*Exercise details*.
Tally the lines that hold the string "Energy", and reply with the count alone.

*Supplied records*.

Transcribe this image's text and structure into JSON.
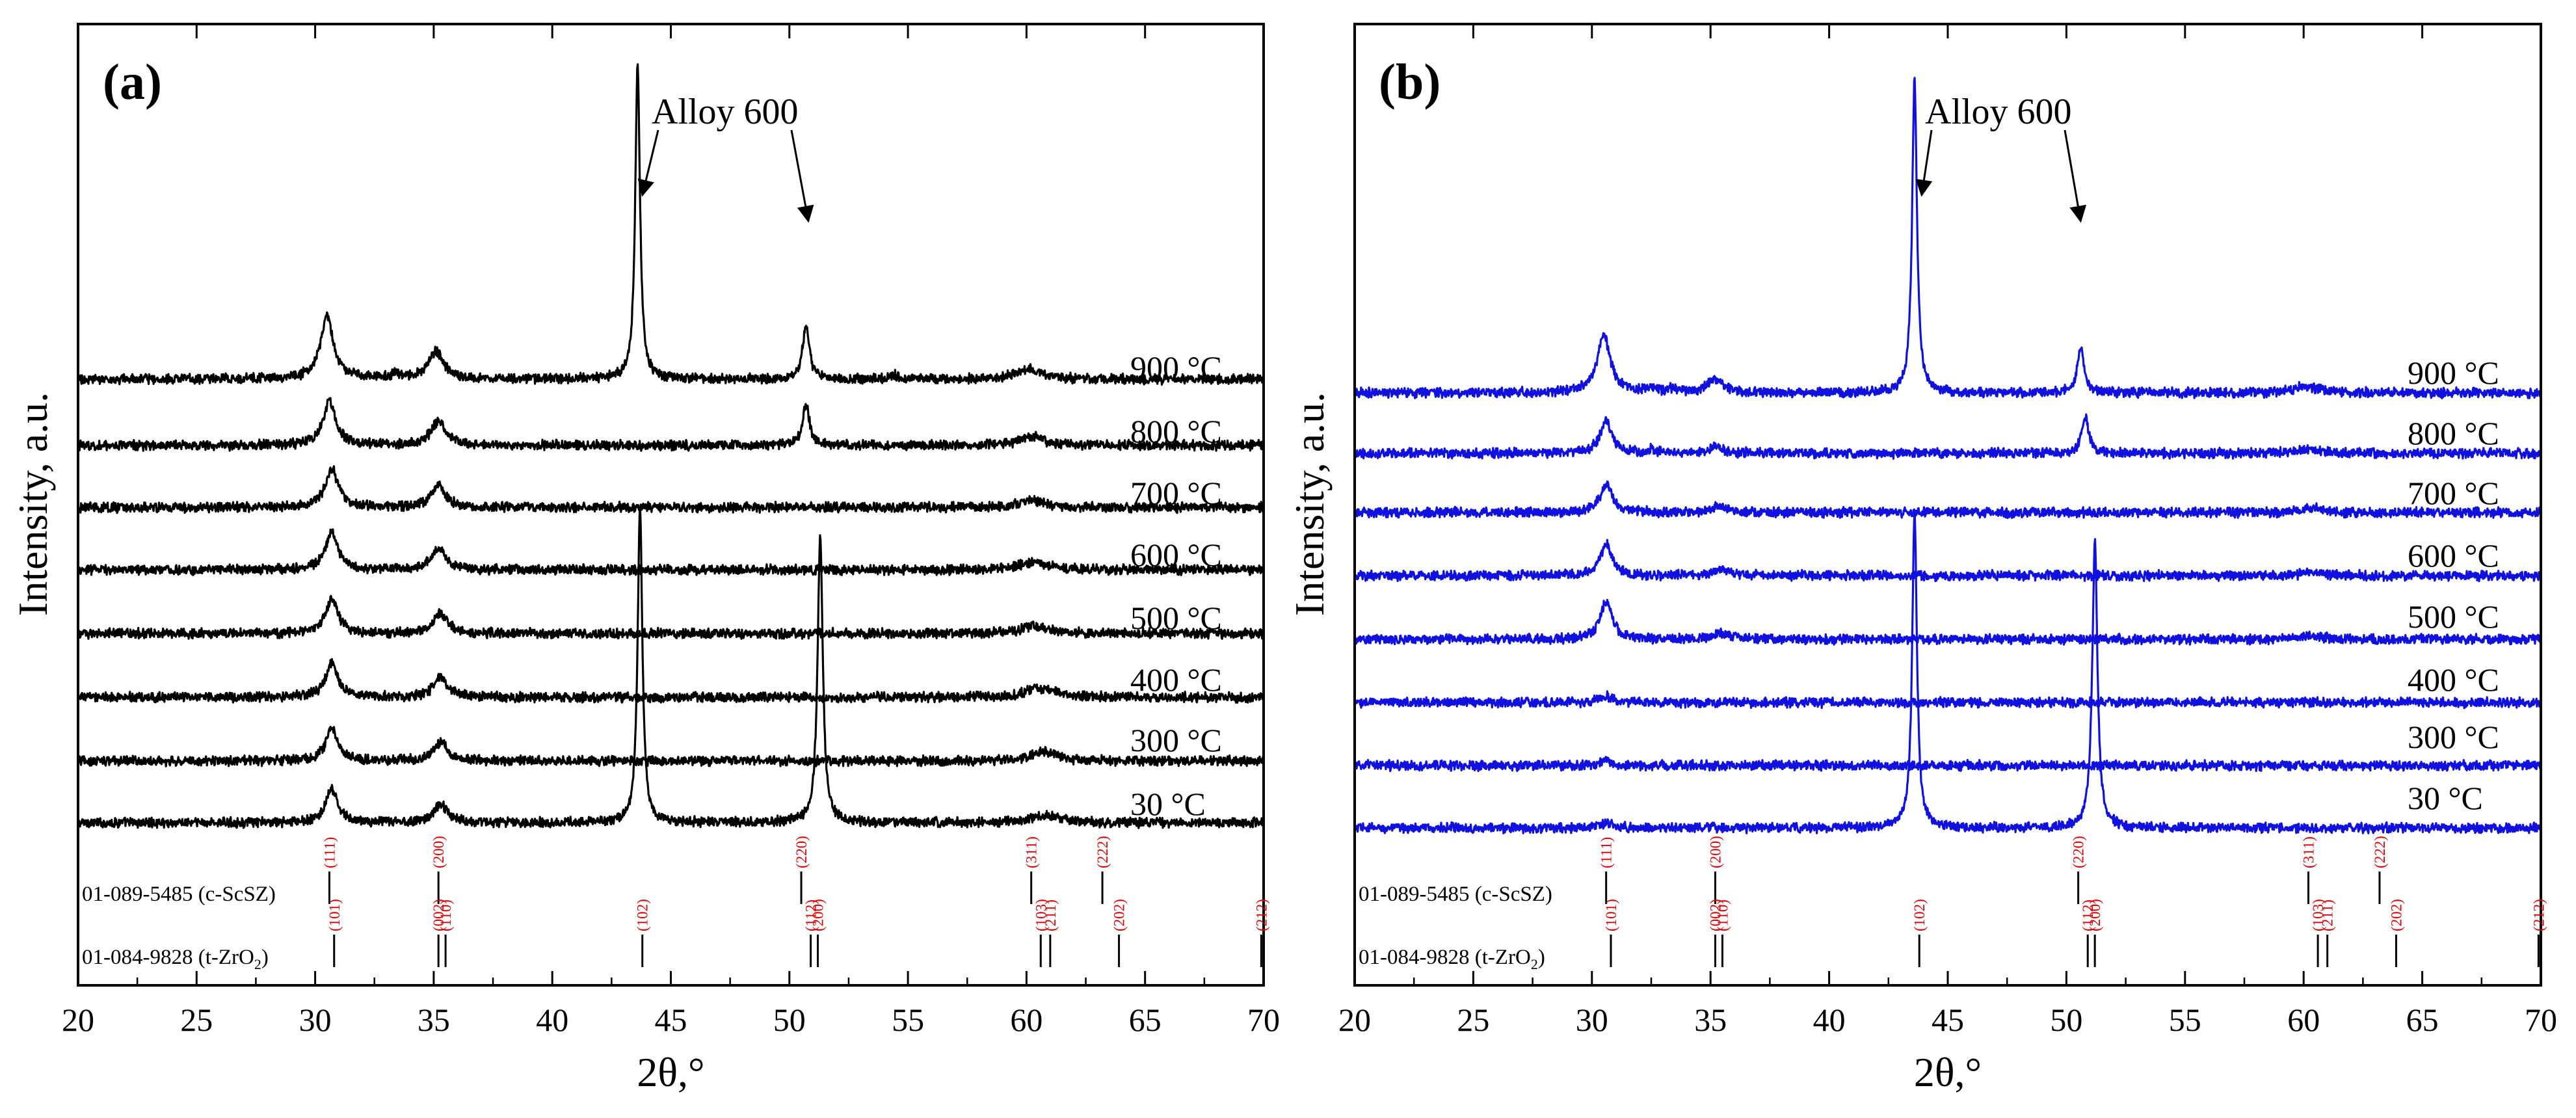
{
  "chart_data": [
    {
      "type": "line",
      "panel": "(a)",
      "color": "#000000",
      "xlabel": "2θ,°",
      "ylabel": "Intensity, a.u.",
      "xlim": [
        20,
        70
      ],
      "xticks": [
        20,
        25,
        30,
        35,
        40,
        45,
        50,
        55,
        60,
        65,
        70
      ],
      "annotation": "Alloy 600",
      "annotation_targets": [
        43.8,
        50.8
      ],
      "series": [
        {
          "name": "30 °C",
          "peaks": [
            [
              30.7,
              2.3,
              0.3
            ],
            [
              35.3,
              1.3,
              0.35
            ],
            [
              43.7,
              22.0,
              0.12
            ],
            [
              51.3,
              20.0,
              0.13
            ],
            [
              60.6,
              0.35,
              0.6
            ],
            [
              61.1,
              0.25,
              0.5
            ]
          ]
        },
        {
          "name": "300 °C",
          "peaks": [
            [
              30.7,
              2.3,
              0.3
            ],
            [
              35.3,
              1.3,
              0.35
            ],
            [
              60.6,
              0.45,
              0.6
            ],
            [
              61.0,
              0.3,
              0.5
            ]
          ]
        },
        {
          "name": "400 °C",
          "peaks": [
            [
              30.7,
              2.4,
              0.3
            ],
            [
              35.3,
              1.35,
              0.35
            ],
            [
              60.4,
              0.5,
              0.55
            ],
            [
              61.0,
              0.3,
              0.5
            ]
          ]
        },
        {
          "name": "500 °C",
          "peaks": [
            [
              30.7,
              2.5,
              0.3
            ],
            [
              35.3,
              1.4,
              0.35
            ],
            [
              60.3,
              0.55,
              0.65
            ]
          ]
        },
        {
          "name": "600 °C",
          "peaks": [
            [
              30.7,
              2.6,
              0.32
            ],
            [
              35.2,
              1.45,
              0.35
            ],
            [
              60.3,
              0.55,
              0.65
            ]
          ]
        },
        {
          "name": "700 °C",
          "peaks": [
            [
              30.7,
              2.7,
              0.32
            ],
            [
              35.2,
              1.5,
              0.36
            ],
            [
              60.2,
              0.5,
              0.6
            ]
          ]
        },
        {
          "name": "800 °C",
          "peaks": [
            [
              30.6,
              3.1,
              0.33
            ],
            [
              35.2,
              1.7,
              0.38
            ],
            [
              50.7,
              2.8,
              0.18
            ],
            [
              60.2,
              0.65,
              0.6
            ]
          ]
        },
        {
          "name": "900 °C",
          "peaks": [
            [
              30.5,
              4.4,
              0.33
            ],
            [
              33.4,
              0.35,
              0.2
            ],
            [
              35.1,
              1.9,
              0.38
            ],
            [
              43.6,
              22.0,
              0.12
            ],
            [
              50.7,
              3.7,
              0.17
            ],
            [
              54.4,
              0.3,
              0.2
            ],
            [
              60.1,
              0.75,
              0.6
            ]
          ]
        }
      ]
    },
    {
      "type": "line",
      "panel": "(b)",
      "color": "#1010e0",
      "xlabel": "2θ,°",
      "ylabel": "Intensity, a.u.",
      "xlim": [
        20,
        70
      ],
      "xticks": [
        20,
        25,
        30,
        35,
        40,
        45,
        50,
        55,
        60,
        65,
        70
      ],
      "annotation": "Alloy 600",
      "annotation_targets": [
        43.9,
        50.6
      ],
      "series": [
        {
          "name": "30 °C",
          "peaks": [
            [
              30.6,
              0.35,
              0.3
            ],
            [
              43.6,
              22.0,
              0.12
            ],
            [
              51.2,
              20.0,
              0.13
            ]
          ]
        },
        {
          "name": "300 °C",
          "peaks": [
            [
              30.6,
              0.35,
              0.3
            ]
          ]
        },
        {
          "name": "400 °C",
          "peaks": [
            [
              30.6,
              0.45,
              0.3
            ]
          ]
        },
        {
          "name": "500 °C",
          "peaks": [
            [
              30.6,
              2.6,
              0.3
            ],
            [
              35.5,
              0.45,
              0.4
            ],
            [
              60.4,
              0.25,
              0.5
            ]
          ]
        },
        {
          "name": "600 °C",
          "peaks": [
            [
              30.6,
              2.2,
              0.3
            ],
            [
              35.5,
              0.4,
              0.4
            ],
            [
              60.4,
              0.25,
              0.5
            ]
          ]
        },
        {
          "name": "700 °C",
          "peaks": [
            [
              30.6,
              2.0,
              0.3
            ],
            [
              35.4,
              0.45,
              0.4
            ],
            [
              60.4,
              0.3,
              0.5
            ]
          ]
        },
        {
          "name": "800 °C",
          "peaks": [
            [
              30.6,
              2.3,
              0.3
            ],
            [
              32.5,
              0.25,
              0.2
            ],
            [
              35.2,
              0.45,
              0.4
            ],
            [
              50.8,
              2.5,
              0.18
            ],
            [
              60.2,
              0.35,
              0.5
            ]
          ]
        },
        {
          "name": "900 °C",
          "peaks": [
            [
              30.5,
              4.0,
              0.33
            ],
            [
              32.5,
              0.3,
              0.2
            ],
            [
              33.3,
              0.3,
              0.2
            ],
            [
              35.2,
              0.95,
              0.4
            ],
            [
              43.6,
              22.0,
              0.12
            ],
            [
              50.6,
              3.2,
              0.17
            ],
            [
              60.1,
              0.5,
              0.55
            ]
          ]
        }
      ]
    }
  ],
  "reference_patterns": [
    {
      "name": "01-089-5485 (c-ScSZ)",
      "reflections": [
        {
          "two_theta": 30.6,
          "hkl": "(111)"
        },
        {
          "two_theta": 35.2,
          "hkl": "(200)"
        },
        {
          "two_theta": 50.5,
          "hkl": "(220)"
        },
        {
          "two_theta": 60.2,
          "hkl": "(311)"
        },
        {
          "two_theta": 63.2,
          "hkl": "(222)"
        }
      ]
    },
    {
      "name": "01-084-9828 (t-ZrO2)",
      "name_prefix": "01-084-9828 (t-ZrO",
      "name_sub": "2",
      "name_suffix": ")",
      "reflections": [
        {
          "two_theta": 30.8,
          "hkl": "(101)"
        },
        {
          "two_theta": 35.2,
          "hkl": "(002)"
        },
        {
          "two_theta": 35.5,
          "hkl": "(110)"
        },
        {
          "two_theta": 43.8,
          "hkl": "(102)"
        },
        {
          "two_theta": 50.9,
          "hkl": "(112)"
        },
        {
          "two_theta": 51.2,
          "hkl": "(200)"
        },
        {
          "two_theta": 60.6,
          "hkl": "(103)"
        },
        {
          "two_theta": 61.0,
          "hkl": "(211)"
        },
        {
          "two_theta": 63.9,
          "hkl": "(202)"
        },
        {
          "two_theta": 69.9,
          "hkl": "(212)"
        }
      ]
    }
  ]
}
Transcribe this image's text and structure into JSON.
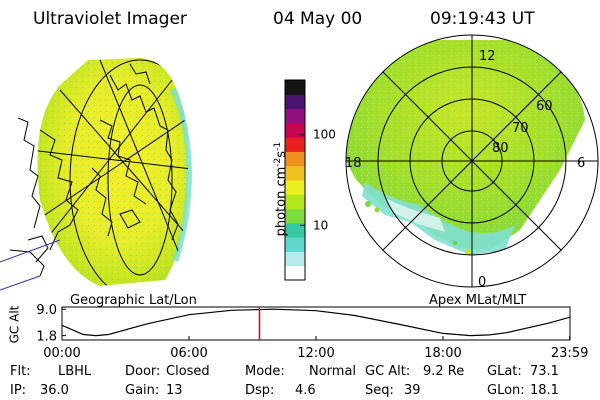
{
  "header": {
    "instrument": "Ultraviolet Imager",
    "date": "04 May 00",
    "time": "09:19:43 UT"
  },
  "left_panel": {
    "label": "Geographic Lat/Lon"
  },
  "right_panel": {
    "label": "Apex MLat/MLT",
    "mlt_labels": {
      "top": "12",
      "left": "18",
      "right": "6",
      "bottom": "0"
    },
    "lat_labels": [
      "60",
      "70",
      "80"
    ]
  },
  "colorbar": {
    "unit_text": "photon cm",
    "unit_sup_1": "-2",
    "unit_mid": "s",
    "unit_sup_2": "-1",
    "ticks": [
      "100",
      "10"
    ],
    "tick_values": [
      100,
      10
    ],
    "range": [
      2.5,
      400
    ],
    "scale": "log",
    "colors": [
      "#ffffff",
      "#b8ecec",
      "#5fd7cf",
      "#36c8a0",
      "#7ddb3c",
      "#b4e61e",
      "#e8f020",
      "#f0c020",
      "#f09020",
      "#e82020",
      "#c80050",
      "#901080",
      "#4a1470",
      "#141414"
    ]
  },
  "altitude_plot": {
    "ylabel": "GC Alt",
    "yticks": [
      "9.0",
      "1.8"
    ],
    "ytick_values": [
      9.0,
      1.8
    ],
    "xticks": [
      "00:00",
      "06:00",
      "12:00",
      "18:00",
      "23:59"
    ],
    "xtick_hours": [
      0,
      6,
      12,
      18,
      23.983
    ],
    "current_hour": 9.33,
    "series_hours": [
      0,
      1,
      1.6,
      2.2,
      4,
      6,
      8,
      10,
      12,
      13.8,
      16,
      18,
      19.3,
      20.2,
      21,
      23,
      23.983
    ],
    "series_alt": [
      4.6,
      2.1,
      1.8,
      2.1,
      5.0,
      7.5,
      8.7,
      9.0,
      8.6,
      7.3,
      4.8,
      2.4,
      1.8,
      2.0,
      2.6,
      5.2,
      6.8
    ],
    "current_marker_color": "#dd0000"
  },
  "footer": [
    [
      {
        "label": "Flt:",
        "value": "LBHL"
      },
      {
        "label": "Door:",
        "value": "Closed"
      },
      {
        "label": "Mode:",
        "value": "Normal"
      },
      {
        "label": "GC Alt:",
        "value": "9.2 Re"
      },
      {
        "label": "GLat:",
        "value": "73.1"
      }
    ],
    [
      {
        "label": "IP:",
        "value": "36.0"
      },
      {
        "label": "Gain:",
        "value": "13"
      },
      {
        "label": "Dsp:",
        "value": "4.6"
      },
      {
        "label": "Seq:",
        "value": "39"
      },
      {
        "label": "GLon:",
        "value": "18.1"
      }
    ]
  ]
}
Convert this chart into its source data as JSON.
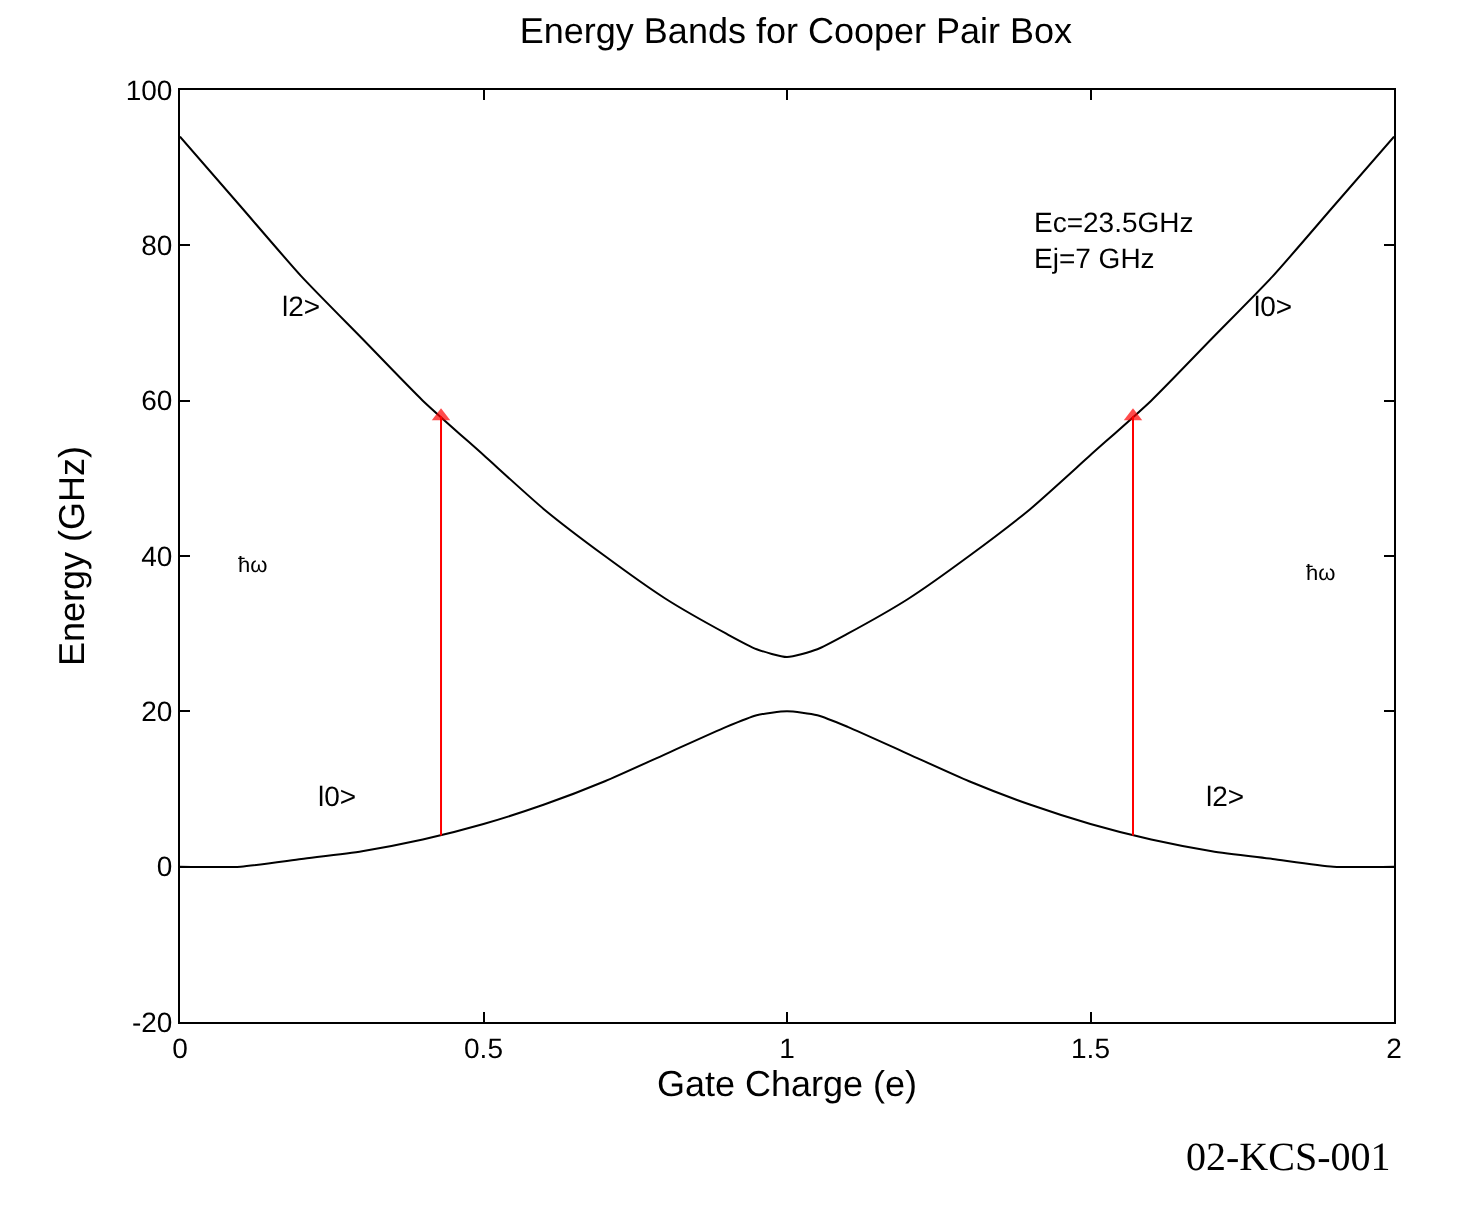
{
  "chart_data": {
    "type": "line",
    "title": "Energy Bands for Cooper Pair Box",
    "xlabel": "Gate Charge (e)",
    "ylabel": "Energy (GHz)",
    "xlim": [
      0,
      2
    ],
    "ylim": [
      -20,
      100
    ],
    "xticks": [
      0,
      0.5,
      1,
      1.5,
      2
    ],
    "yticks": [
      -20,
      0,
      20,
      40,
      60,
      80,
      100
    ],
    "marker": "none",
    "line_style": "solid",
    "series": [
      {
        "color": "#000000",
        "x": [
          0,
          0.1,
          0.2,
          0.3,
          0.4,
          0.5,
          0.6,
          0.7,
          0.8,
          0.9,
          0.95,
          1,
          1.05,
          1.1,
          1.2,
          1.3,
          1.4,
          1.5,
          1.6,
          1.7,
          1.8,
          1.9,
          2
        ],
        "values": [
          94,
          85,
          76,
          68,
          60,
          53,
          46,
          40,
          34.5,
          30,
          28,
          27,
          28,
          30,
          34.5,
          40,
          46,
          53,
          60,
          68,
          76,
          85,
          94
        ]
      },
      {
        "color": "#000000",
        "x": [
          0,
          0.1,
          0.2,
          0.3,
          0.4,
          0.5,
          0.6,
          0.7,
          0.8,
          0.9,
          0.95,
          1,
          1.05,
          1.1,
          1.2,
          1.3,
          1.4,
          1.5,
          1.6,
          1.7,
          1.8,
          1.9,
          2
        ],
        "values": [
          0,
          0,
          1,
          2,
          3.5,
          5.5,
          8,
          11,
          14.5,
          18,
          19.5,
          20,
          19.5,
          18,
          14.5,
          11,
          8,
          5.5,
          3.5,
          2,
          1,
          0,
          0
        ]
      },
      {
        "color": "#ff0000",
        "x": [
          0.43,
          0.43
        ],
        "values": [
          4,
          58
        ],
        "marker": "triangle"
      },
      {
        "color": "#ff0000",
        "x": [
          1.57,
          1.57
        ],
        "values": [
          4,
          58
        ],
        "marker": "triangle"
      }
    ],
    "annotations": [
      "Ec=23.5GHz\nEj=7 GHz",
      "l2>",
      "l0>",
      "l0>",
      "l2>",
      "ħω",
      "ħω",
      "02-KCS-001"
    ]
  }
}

*Result of the task*.
2